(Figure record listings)
......
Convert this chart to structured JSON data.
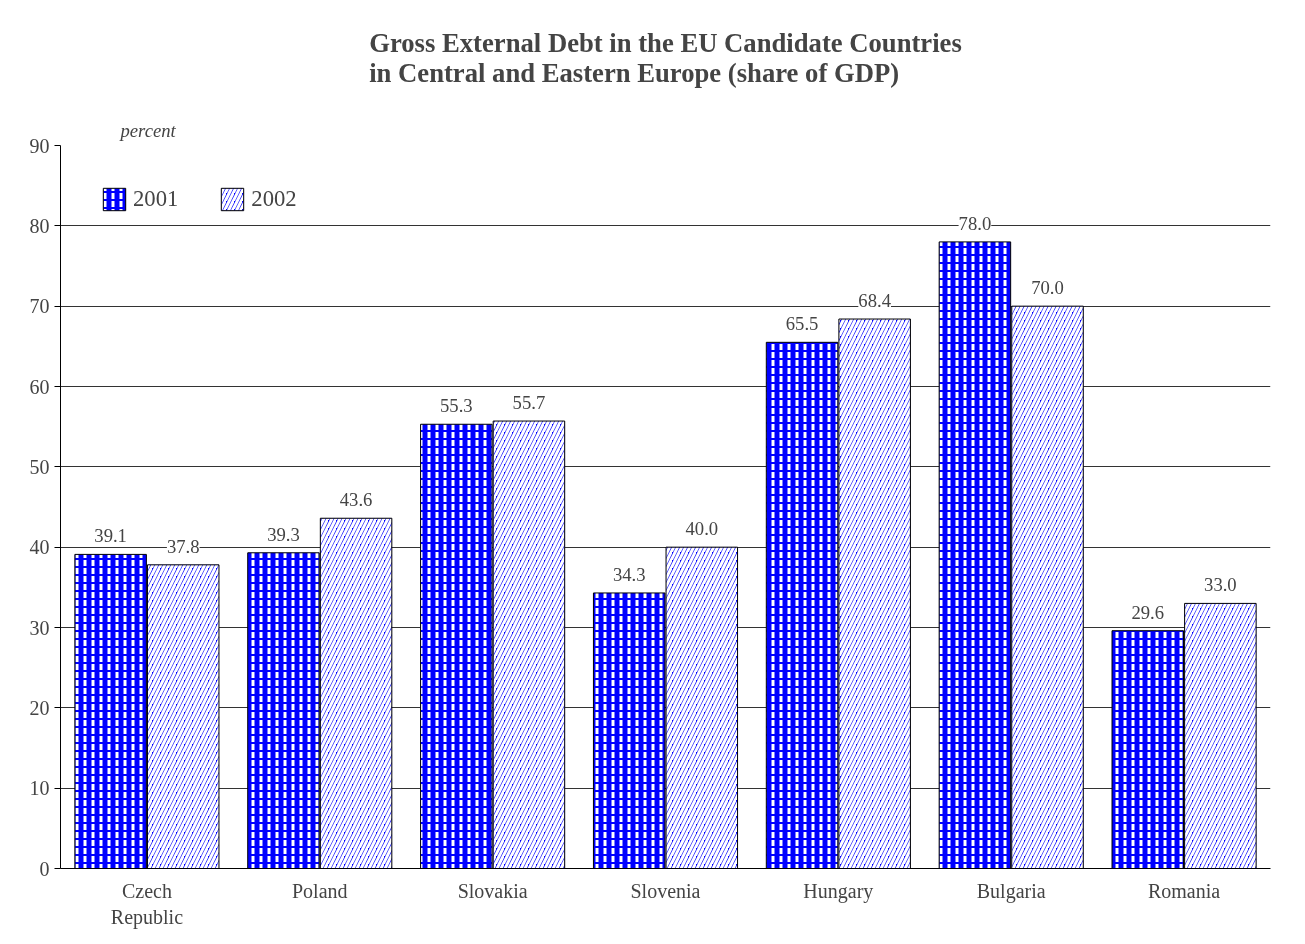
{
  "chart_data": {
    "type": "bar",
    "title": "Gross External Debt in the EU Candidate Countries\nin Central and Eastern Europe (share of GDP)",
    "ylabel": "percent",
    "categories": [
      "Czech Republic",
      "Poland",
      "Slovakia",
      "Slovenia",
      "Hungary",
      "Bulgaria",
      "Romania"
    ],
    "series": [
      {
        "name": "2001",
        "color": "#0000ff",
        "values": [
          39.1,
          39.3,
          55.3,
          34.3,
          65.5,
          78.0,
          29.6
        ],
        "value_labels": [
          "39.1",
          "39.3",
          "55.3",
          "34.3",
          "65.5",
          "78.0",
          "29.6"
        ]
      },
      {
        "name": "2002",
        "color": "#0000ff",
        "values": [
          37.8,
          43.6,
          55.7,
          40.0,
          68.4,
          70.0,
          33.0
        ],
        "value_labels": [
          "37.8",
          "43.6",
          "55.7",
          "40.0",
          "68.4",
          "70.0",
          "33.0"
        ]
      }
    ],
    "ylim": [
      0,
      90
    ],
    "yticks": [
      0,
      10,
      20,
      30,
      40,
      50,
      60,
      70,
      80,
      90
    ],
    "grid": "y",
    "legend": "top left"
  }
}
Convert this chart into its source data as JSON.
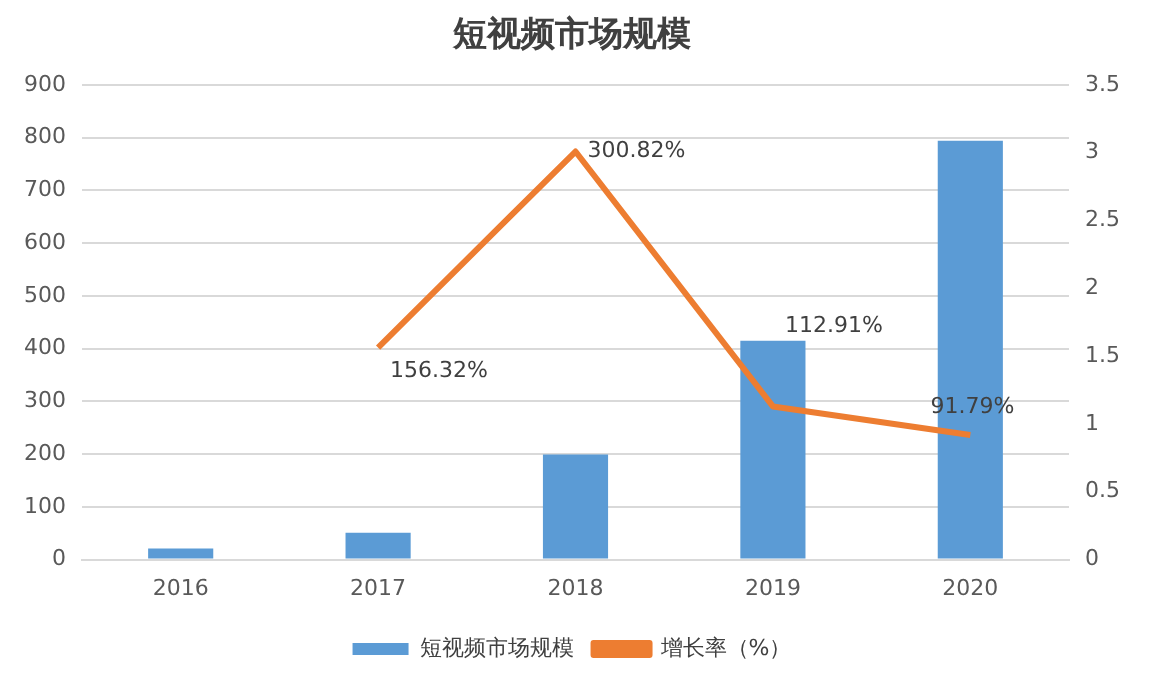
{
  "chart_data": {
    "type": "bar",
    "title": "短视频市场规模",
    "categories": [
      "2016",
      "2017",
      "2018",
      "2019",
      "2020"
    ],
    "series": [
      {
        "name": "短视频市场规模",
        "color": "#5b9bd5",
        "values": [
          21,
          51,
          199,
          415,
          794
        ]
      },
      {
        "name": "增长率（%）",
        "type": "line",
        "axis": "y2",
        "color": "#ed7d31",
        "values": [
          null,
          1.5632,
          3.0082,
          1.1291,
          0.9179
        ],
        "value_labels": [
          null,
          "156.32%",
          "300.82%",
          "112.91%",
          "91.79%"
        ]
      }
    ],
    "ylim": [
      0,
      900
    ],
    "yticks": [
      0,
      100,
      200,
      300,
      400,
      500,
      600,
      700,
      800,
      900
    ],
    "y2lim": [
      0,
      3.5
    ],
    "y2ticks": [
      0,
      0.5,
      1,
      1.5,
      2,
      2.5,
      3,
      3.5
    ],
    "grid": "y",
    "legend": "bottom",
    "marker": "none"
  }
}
......
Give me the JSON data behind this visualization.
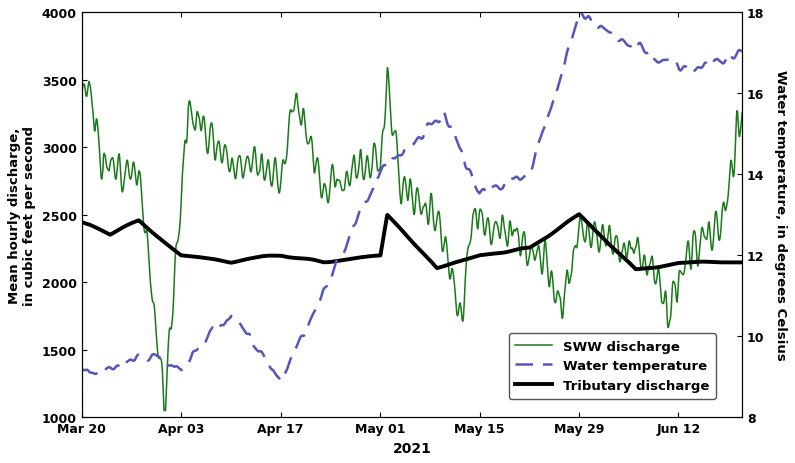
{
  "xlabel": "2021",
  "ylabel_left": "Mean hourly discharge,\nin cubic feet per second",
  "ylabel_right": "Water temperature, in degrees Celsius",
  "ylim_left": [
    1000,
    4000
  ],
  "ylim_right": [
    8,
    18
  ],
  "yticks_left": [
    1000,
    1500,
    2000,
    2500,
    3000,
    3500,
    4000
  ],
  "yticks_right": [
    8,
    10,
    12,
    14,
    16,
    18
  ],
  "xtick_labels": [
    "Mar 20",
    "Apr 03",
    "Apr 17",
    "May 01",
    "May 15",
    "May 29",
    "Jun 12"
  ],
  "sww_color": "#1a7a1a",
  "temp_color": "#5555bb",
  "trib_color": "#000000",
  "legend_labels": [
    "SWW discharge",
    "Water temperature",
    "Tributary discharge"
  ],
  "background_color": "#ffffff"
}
......
Exercise prompt »
Filter the records down to the lines that contain the string "name", and copy those lines.

Complete answer »
        "name": "2001",
        "name": "2002",
        "name": "短视频市场规模",
        "name": "增长率（%）",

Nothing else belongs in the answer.